(Part of a data file)
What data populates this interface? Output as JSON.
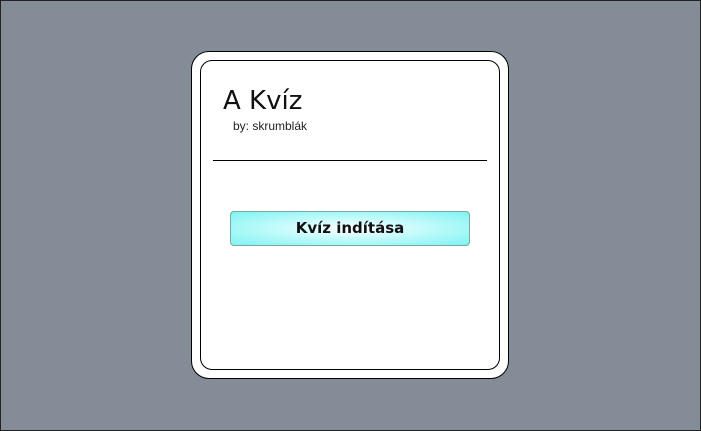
{
  "quiz": {
    "title": "A Kvíz",
    "author": "by: skrumblák",
    "start_button_label": "Kvíz indítása"
  }
}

*The request*
All of the records above must be copied exactly, except for the pictures.

*Full solution*
What data populates this interface? Output as JSON.
{
  "quiz": {
    "title": "A Kvíz",
    "author": "by: skrumblák",
    "start_button_label": "Kvíz indítása"
  }
}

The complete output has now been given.